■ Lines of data
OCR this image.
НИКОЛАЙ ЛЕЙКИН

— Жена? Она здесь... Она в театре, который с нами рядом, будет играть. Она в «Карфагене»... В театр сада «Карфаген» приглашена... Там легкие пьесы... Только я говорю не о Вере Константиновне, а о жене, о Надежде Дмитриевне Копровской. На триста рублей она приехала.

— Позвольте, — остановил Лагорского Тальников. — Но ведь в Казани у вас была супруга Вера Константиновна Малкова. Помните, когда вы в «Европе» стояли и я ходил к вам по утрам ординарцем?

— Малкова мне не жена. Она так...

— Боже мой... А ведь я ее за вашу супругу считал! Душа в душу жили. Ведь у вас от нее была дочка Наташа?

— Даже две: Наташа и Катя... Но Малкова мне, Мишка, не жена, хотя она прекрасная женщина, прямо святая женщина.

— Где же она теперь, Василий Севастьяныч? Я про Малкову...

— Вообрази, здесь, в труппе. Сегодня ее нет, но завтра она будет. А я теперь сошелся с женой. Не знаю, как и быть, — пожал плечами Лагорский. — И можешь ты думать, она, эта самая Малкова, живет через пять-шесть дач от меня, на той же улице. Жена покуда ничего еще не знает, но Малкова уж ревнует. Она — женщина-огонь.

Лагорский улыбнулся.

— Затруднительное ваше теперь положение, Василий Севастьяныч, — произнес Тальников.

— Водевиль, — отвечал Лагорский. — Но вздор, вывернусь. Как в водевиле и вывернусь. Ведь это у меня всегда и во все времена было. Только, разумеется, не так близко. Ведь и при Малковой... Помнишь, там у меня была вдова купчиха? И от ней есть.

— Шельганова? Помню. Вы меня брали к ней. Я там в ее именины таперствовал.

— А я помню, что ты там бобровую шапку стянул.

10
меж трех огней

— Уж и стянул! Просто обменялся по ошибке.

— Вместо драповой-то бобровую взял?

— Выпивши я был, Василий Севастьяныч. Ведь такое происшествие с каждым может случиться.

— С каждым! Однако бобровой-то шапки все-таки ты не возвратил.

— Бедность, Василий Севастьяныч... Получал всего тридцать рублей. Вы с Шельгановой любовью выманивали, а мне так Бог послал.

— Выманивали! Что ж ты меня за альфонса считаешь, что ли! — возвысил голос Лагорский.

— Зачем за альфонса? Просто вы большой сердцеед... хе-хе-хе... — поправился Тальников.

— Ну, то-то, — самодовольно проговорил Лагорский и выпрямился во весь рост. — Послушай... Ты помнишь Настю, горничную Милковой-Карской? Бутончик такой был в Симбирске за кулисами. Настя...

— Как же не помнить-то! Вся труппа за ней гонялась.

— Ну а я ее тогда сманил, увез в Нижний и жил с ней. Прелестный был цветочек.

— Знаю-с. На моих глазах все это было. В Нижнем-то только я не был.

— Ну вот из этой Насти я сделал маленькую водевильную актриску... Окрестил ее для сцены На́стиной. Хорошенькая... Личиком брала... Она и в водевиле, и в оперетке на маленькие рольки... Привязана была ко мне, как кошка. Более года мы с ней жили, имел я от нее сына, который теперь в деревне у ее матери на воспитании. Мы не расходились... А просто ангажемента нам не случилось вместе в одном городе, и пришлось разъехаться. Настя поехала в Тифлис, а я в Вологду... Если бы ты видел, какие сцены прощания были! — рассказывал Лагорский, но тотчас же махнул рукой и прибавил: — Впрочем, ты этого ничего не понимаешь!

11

■ Stated goal
Every record shown above must be echoed exactly.

■ Response to this exercise
OCR this image.
НИКОЛАЙ ЛЕЙКИН

— Жена? Она здесь... Она в театре, который с нами рядом, будет играть. Она в «Карфагене»... В театр сада «Карфаген» приглашена... Там легкие пьесы... Только я говорю не о Вере Константиновне, а о жене, о Надежде Дмитриевне Копровской. На триста рублей она приехала.

— Позвольте, — остановил Лагорского Тальников. — Но ведь в Казани у вас была супруга Вера Константиновна Малкова. Помните, когда вы в «Европе» стояли и я ходил к вам по утрам ординарцем?

— Малкова мне не жена. Она так...

— Боже мой... А ведь я ее за вашу супругу считал! Душа в душу жили. Ведь у вас от нее была дочка Наташа?

— Даже две: Наташа и Катя... Но Малкова мне, Мишка, не жена, хотя она прекрасная женщина, прямо святая женщина.

— Где же она теперь, Василий Севастьяныч? Я про Малкову...

— Вообрази, здесь, в труппе. Сегодня ее нет, но завтра она будет. А я теперь сошелся с женой. Не знаю, как и быть, — пожал плечами Лагорский. — И можешь ты думать, она, эта самая Малкова, живет через пять-шесть дач от меня, на той же улице. Жена покуда ничего еще не знает, но Малкова уж ревнует. Она — женщина-огонь.

Лагорский улыбнулся.

— Затруднительное ваше теперь положение, Василий Севастьяныч, — произнес Тальников.

— Водевиль, — отвечал Лагорский. — Но вздор, вывернусь. Как в водевиле и вывернусь. Ведь это у меня всегда и во все времена было. Только, разумеется, не так близко. Ведь и при Малковой... Помнишь, там у меня была вдова купчиха? И от ней есть.

— Шельганова? Помню. Вы меня брали к ней. Я там в ее именины таперствовал.

— А я помню, что ты там бобровую шапку стянул.

10
меж трех огней

— Уж и стянул! Просто обменялся по ошибке.

— Вместо драповой-то бобровую взял?

— Выпивши я был, Василий Севастьяныч. Ведь такое происшествие с каждым может случиться.

— С каждым! Однако бобровой-то шапки все-таки ты не возвратил.

— Бедность, Василий Севастьяныч... Получал всего тридцать рублей. Вы с Шельгановой любовью выманивали, а мне так Бог послал.

— Выманивали! Что ж ты меня за альфонса считаешь, что ли! — возвысил голос Лагорский.

— Зачем за альфонса? Просто вы большой сердцеед... хе-хе-хе... — поправился Тальников.

— Ну, то-то, — самодовольно проговорил Лагорский и выпрямился во весь рост. — Послушай... Ты помнишь Настю, горничную Милковой-Карской? Бутончик такой был в Симбирске за кулисами. Настя...

— Как же не помнить-то! Вся труппа за ней гонялась.

— Ну а я ее тогда сманил, увез в Нижний и жил с ней. Прелестный был цветочек.

— Знаю-с. На моих глазах все это было. В Нижнем-то только я не был.

— Ну вот из этой Насти я сделал маленькую водевильную актриску... Окрестил ее для сцены На́стиной. Хорошенькая... Личиком брала... Она и в водевиле, и в оперетке на маленькие рольки... Привязана была ко мне, как кошка. Более года мы с ней жили, имел я от нее сына, который теперь в деревне у ее матери на воспитании. Мы не расходились... А просто ангажемента нам не случилось вместе в одном городе, и пришлось разъехаться. Настя поехала в Тифлис, а я в Вологду... Если бы ты видел, какие сцены прощания были! — рассказывал Лагорский, но тотчас же махнул рукой и прибавил: — Впрочем, ты этого ничего не понимаешь!

11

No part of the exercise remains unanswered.